[Figure collection entries]
══════

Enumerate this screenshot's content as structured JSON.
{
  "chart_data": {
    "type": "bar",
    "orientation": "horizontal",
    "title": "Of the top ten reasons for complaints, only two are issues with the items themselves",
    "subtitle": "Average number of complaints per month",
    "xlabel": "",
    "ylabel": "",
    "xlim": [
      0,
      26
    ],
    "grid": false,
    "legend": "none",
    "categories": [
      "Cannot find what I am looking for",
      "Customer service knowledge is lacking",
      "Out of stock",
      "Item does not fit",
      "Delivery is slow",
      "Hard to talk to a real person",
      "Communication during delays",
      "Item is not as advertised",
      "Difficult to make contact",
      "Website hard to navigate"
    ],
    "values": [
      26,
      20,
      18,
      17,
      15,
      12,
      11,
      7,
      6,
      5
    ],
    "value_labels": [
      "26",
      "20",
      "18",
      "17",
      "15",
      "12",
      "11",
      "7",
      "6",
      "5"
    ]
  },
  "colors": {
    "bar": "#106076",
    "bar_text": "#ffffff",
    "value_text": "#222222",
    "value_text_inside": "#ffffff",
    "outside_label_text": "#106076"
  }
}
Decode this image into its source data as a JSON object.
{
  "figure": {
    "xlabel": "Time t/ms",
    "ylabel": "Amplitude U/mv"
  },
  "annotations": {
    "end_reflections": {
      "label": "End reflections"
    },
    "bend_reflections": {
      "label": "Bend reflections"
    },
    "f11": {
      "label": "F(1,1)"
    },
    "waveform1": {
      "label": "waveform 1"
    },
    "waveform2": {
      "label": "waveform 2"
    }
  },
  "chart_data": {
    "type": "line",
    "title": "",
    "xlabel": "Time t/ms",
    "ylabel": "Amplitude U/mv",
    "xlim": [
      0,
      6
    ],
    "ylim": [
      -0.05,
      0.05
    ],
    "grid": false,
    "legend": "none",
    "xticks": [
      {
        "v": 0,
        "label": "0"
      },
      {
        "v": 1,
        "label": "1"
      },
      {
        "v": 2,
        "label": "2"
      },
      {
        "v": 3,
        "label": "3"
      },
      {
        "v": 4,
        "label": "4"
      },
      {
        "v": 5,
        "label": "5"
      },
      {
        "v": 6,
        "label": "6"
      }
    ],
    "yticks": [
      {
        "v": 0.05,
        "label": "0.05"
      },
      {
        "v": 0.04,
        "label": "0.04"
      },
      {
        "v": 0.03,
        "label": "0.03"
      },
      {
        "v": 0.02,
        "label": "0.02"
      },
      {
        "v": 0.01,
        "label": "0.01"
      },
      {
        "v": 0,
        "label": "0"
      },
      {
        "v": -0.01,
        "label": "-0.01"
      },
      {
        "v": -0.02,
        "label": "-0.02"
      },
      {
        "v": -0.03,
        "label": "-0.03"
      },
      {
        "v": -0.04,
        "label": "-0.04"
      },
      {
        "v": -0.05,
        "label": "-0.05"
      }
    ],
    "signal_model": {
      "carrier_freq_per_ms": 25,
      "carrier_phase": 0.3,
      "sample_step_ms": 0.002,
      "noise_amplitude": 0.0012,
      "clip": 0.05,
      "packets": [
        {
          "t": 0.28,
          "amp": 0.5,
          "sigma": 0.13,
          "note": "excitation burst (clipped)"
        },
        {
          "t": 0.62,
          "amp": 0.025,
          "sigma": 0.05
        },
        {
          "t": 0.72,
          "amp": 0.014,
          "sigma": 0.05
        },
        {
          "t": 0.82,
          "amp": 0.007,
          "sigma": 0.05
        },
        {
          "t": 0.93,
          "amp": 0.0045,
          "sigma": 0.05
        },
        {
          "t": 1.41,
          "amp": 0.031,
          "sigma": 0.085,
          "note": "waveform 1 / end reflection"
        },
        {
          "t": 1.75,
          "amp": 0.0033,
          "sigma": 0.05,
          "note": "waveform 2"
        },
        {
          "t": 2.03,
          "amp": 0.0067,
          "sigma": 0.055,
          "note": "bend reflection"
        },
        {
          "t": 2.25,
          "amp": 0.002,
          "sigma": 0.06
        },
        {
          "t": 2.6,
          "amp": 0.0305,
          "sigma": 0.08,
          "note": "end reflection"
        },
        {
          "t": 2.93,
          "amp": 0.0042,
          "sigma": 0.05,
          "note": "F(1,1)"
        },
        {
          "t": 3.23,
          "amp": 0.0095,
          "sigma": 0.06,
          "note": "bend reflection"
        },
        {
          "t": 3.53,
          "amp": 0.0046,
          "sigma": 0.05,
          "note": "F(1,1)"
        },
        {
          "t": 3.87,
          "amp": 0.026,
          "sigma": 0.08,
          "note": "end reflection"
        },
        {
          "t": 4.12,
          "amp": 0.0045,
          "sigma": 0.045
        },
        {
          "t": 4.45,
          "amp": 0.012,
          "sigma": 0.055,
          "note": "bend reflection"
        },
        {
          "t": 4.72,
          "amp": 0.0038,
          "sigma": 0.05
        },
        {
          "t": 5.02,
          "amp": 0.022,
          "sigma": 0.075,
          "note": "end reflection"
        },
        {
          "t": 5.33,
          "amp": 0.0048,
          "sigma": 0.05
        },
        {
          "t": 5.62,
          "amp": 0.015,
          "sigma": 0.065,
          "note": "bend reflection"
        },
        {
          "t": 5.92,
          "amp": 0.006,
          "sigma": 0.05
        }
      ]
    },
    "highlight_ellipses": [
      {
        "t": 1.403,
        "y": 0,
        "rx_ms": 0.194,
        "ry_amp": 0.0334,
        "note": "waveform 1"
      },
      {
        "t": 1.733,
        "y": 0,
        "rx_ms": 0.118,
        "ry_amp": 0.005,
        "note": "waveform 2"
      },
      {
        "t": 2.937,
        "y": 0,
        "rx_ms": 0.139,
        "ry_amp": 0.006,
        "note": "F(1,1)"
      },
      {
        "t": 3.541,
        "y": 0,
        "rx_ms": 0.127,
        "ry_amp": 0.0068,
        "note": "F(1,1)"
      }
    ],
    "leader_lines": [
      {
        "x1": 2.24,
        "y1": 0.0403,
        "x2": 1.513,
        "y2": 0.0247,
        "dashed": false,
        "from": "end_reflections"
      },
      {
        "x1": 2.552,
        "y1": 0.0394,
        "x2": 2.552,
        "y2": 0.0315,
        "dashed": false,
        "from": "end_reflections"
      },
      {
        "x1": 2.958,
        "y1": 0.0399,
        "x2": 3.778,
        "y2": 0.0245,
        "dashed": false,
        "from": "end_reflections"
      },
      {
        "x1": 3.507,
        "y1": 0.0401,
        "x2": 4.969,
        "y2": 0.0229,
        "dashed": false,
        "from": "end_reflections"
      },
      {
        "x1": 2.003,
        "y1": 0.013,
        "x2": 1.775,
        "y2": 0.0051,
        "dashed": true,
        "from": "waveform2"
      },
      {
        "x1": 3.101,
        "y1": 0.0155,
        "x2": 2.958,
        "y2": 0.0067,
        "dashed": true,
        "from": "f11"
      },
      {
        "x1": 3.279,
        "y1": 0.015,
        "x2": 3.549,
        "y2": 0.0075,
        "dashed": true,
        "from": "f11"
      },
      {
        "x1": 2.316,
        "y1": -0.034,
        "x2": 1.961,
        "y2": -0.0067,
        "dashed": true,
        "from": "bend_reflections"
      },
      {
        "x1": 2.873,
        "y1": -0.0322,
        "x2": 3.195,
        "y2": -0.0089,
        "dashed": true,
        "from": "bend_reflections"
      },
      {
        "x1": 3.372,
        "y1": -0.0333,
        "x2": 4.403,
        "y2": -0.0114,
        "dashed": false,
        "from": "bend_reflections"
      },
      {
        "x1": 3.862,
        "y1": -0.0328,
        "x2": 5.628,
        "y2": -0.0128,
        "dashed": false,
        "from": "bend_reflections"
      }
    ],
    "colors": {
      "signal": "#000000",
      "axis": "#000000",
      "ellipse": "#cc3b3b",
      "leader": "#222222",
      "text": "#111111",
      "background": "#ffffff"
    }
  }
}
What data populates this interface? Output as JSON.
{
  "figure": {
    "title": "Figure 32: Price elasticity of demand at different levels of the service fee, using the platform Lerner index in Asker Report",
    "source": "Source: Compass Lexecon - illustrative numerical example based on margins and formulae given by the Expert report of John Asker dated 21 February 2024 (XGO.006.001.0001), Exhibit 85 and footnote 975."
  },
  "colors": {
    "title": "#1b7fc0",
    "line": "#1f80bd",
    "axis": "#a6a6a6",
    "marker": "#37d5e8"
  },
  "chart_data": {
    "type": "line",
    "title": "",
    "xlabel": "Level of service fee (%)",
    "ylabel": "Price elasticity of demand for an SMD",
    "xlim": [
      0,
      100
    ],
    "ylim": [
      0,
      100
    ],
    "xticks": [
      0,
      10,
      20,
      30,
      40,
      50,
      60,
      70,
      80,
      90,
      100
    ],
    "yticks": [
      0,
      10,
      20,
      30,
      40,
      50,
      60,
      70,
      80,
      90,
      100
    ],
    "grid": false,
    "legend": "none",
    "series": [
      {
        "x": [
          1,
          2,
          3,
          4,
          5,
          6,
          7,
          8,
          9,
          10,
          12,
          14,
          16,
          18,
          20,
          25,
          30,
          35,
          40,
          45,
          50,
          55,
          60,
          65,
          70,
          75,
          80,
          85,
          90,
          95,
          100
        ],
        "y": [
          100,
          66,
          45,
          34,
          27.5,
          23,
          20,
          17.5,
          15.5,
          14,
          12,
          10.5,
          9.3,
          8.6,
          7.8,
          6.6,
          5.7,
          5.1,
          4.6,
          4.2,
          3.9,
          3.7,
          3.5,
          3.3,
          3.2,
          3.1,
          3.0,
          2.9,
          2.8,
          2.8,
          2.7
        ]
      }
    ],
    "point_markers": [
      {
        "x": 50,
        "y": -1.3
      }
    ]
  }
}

══════

| Work to do |
Find each line in the records holding the string "source" and show it.

| Exercise result |
Decode this image into its source data as a JSON object.
    "source": "Source: Compass Lexecon - illustrative numerical example based on margins and formulae given by the Expert report of John Asker dated 21 February 2024 (XGO.006.001.0001), Exhibit 85 and footnote 975."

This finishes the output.